• [WHAT YOU HAVE TO DO]: Omit images. Retype all entries verbatim.

Stored entries:
________
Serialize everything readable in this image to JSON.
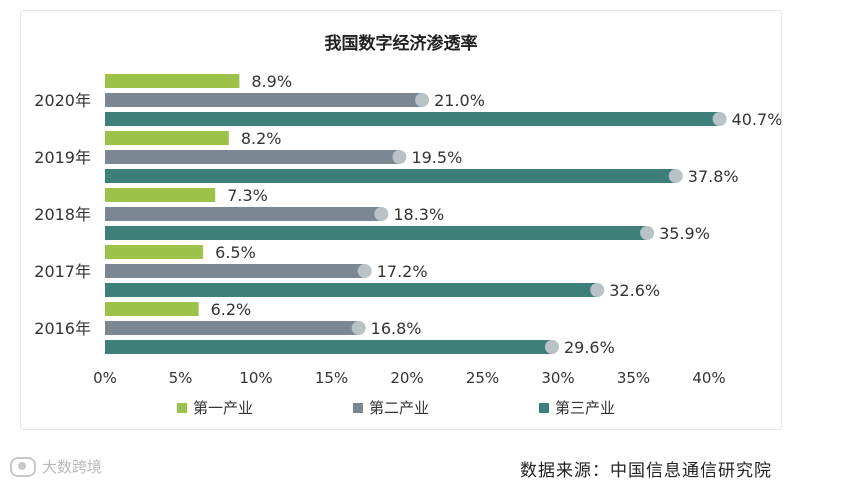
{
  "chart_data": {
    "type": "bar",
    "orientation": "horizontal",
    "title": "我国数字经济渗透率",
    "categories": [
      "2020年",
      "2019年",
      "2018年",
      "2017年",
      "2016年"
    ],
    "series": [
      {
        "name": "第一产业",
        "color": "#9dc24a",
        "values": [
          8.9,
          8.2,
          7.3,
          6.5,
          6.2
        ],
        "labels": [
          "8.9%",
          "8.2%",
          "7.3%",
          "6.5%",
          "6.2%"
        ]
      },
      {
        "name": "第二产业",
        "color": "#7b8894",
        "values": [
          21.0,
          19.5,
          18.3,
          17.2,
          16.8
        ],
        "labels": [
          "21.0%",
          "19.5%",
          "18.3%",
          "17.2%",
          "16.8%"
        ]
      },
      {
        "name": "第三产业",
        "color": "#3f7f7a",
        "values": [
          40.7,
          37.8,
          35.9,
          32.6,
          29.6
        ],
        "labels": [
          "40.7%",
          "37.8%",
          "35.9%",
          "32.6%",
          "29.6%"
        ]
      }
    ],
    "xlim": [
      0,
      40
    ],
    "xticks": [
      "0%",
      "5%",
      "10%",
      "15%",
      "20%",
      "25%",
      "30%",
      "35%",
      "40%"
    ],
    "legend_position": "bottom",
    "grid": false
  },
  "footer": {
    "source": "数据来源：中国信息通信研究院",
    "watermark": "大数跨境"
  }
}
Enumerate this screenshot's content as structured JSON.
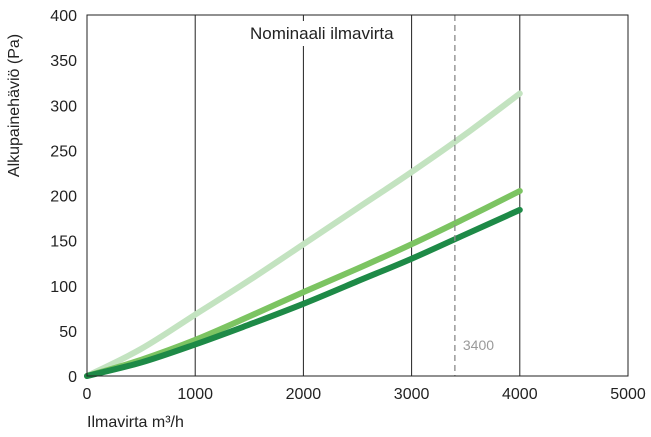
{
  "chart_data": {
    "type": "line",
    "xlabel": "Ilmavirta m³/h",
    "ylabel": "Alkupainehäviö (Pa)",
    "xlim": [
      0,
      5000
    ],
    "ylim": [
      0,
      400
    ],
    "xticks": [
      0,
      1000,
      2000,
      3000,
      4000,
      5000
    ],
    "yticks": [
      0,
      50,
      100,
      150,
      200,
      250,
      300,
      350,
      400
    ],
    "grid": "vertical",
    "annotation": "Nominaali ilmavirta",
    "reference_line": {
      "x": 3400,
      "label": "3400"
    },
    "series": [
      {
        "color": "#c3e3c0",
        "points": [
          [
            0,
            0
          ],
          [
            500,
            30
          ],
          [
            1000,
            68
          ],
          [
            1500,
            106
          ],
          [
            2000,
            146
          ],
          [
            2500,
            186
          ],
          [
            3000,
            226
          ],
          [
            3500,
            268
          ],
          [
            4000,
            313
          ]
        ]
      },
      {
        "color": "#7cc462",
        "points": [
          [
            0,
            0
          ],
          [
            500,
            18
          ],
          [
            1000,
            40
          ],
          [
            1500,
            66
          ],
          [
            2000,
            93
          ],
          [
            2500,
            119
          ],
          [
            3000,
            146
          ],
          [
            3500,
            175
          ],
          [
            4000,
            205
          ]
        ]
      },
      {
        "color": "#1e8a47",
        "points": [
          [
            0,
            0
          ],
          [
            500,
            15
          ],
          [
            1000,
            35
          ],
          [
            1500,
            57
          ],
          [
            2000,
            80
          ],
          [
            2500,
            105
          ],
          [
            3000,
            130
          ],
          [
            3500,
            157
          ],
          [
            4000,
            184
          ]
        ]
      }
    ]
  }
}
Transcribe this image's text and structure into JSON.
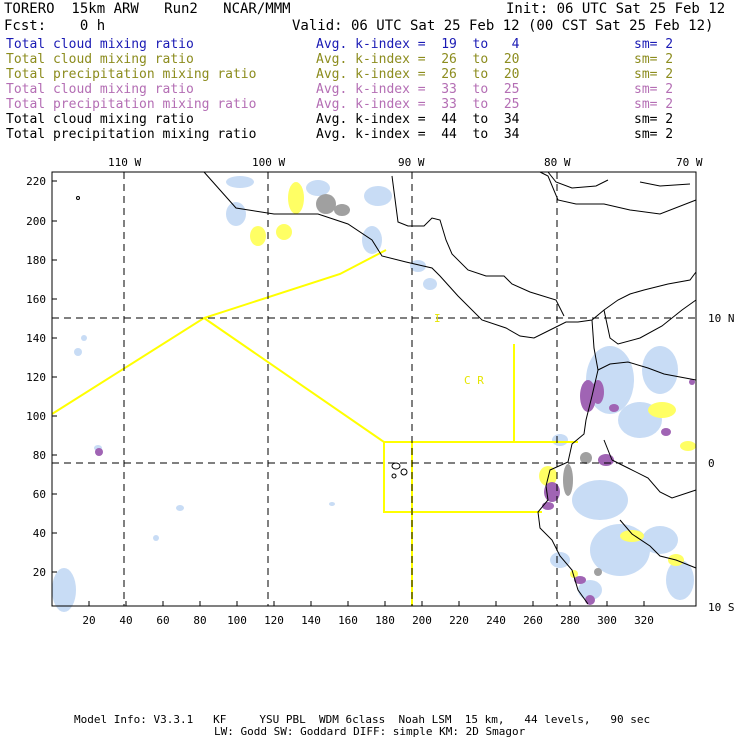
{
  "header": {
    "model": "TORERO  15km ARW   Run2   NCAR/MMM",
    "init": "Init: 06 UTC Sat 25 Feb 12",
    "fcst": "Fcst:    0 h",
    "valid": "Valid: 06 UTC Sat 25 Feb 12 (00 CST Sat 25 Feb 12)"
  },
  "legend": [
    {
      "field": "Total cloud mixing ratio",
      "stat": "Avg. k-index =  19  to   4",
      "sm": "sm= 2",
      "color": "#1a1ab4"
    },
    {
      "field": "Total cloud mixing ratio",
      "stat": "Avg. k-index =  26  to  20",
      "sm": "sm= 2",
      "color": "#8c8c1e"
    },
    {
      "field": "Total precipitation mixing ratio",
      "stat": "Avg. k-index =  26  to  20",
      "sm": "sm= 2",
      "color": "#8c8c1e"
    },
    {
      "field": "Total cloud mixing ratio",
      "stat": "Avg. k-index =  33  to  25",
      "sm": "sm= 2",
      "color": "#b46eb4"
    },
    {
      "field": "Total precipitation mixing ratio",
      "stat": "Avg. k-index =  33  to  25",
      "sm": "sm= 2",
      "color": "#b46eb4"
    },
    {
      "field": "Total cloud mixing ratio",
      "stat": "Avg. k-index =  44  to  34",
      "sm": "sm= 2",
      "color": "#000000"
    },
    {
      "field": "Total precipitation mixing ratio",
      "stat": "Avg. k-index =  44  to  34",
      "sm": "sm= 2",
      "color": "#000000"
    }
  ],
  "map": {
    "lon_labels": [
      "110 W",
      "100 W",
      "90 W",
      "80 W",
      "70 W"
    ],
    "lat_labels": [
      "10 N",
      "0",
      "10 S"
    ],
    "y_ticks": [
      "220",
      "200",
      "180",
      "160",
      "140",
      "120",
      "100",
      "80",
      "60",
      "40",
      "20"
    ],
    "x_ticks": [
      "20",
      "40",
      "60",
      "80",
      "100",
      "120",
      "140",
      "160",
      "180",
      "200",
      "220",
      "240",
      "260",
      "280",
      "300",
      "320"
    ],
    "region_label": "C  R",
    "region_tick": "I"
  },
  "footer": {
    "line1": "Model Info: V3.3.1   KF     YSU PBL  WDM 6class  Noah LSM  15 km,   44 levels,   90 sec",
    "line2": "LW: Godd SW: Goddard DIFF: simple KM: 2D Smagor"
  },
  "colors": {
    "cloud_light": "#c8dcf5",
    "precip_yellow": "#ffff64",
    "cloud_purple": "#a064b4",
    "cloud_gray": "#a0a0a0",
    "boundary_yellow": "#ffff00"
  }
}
________
• [ANSWER IN FULL]:
Serialize everything readable in this image to JSON.
{
  "chart_data": {
    "type": "bar",
    "orientation": "horizontal",
    "title": "我国数字经济渗透率",
    "categories": [
      "2020年",
      "2019年",
      "2018年",
      "2017年",
      "2016年"
    ],
    "series": [
      {
        "name": "第一产业",
        "color": "#9dc24a",
        "values": [
          8.9,
          8.2,
          7.3,
          6.5,
          6.2
        ],
        "labels": [
          "8.9%",
          "8.2%",
          "7.3%",
          "6.5%",
          "6.2%"
        ]
      },
      {
        "name": "第二产业",
        "color": "#7b8894",
        "values": [
          21.0,
          19.5,
          18.3,
          17.2,
          16.8
        ],
        "labels": [
          "21.0%",
          "19.5%",
          "18.3%",
          "17.2%",
          "16.8%"
        ]
      },
      {
        "name": "第三产业",
        "color": "#3f7f7a",
        "values": [
          40.7,
          37.8,
          35.9,
          32.6,
          29.6
        ],
        "labels": [
          "40.7%",
          "37.8%",
          "35.9%",
          "32.6%",
          "29.6%"
        ]
      }
    ],
    "xlim": [
      0,
      40
    ],
    "xticks": [
      "0%",
      "5%",
      "10%",
      "15%",
      "20%",
      "25%",
      "30%",
      "35%",
      "40%"
    ],
    "legend_position": "bottom",
    "grid": false
  },
  "footer": {
    "source": "数据来源：中国信息通信研究院",
    "watermark": "大数跨境"
  }
}
Enumerate this screenshot's content as structured JSON.
{
  "chart_data": {
    "type": "line",
    "xlabel": "Ilmavirta m³/h",
    "ylabel": "Alkupainehäviö (Pa)",
    "xlim": [
      0,
      5000
    ],
    "ylim": [
      0,
      400
    ],
    "xticks": [
      0,
      1000,
      2000,
      3000,
      4000,
      5000
    ],
    "yticks": [
      0,
      50,
      100,
      150,
      200,
      250,
      300,
      350,
      400
    ],
    "grid": "vertical",
    "annotation": "Nominaali ilmavirta",
    "reference_line": {
      "x": 3400,
      "label": "3400"
    },
    "series": [
      {
        "color": "#c3e3c0",
        "points": [
          [
            0,
            0
          ],
          [
            500,
            30
          ],
          [
            1000,
            68
          ],
          [
            1500,
            106
          ],
          [
            2000,
            146
          ],
          [
            2500,
            186
          ],
          [
            3000,
            226
          ],
          [
            3500,
            268
          ],
          [
            4000,
            313
          ]
        ]
      },
      {
        "color": "#7cc462",
        "points": [
          [
            0,
            0
          ],
          [
            500,
            18
          ],
          [
            1000,
            40
          ],
          [
            1500,
            66
          ],
          [
            2000,
            93
          ],
          [
            2500,
            119
          ],
          [
            3000,
            146
          ],
          [
            3500,
            175
          ],
          [
            4000,
            205
          ]
        ]
      },
      {
        "color": "#1e8a47",
        "points": [
          [
            0,
            0
          ],
          [
            500,
            15
          ],
          [
            1000,
            35
          ],
          [
            1500,
            57
          ],
          [
            2000,
            80
          ],
          [
            2500,
            105
          ],
          [
            3000,
            130
          ],
          [
            3500,
            157
          ],
          [
            4000,
            184
          ]
        ]
      }
    ]
  }
}
Transcribe this image's text and structure into JSON.
{
  "header": {
    "model": "TORERO  15km ARW   Run2   NCAR/MMM",
    "init": "Init: 06 UTC Sat 25 Feb 12",
    "fcst": "Fcst:    0 h",
    "valid": "Valid: 06 UTC Sat 25 Feb 12 (00 CST Sat 25 Feb 12)"
  },
  "legend": [
    {
      "field": "Total cloud mixing ratio",
      "stat": "Avg. k-index =  19  to   4",
      "sm": "sm= 2",
      "color": "#1a1ab4"
    },
    {
      "field": "Total cloud mixing ratio",
      "stat": "Avg. k-index =  26  to  20",
      "sm": "sm= 2",
      "color": "#8c8c1e"
    },
    {
      "field": "Total precipitation mixing ratio",
      "stat": "Avg. k-index =  26  to  20",
      "sm": "sm= 2",
      "color": "#8c8c1e"
    },
    {
      "field": "Total cloud mixing ratio",
      "stat": "Avg. k-index =  33  to  25",
      "sm": "sm= 2",
      "color": "#b46eb4"
    },
    {
      "field": "Total precipitation mixing ratio",
      "stat": "Avg. k-index =  33  to  25",
      "sm": "sm= 2",
      "color": "#b46eb4"
    },
    {
      "field": "Total cloud mixing ratio",
      "stat": "Avg. k-index =  44  to  34",
      "sm": "sm= 2",
      "color": "#000000"
    },
    {
      "field": "Total precipitation mixing ratio",
      "stat": "Avg. k-index =  44  to  34",
      "sm": "sm= 2",
      "color": "#000000"
    }
  ],
  "map": {
    "lon_labels": [
      "110 W",
      "100 W",
      "90 W",
      "80 W",
      "70 W"
    ],
    "lat_labels": [
      "10 N",
      "0",
      "10 S"
    ],
    "y_ticks": [
      "220",
      "200",
      "180",
      "160",
      "140",
      "120",
      "100",
      "80",
      "60",
      "40",
      "20"
    ],
    "x_ticks": [
      "20",
      "40",
      "60",
      "80",
      "100",
      "120",
      "140",
      "160",
      "180",
      "200",
      "220",
      "240",
      "260",
      "280",
      "300",
      "320"
    ],
    "region_label": "C  R",
    "region_tick": "I"
  },
  "footer": {
    "line1": "Model Info: V3.3.1   KF     YSU PBL  WDM 6class  Noah LSM  15 km,   44 levels,   90 sec",
    "line2": "LW: Godd SW: Goddard DIFF: simple KM: 2D Smagor"
  },
  "colors": {
    "cloud_light": "#c8dcf5",
    "precip_yellow": "#ffff64",
    "cloud_purple": "#a064b4",
    "cloud_gray": "#a0a0a0",
    "boundary_yellow": "#ffff00"
  }
}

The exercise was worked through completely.